• [Do this] Leave out the pictures and repeat everything else in the records exactly.

Data entries:
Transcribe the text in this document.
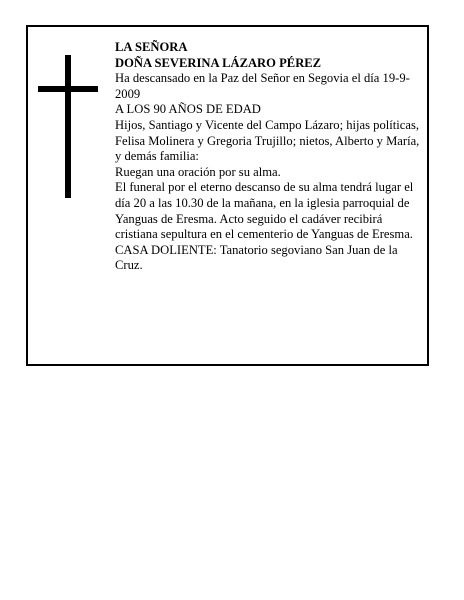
LA SEÑORA

DOÑA SEVERINA LÁZARO PÉREZ

Ha descansado en la Paz del Señor en Segovia el día 19-9-2009

A LOS 90 AÑOS DE EDAD

Hijos, Santiago y Vicente del Campo Lázaro; hijas políticas, Felisa Molinera y Gregoria Trujillo; nietos, Alberto y María, y demás familia:

Ruegan una oración por su alma.

El funeral por el eterno descanso de su alma tendrá lugar el día 20 a las 10.30 de la mañana, en la iglesia parroquial de Yanguas de Eresma. Acto seguido el cadáver recibirá cristiana sepultura en el cementerio de Yanguas de Eresma.

CASA DOLIENTE: Tanatorio segoviano San Juan de la Cruz.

• [Answer to this exercise]
Transcribe the text in this document.
LA SEÑORA

DOÑA SEVERINA LÁZARO PÉREZ

Ha descansado en la Paz del Señor en Segovia el día 19-9-2009

A LOS 90 AÑOS DE EDAD

Hijos, Santiago y Vicente del Campo Lázaro; hijas políticas, Felisa Molinera y Gregoria Trujillo; nietos, Alberto y María, y demás familia:

Ruegan una oración por su alma.

El funeral por el eterno descanso de su alma tendrá lugar el día 20 a las 10.30 de la mañana, en la iglesia parroquial de Yanguas de Eresma. Acto seguido el cadáver recibirá cristiana sepultura en el cementerio de Yanguas de Eresma.

CASA DOLIENTE: Tanatorio segoviano San Juan de la Cruz.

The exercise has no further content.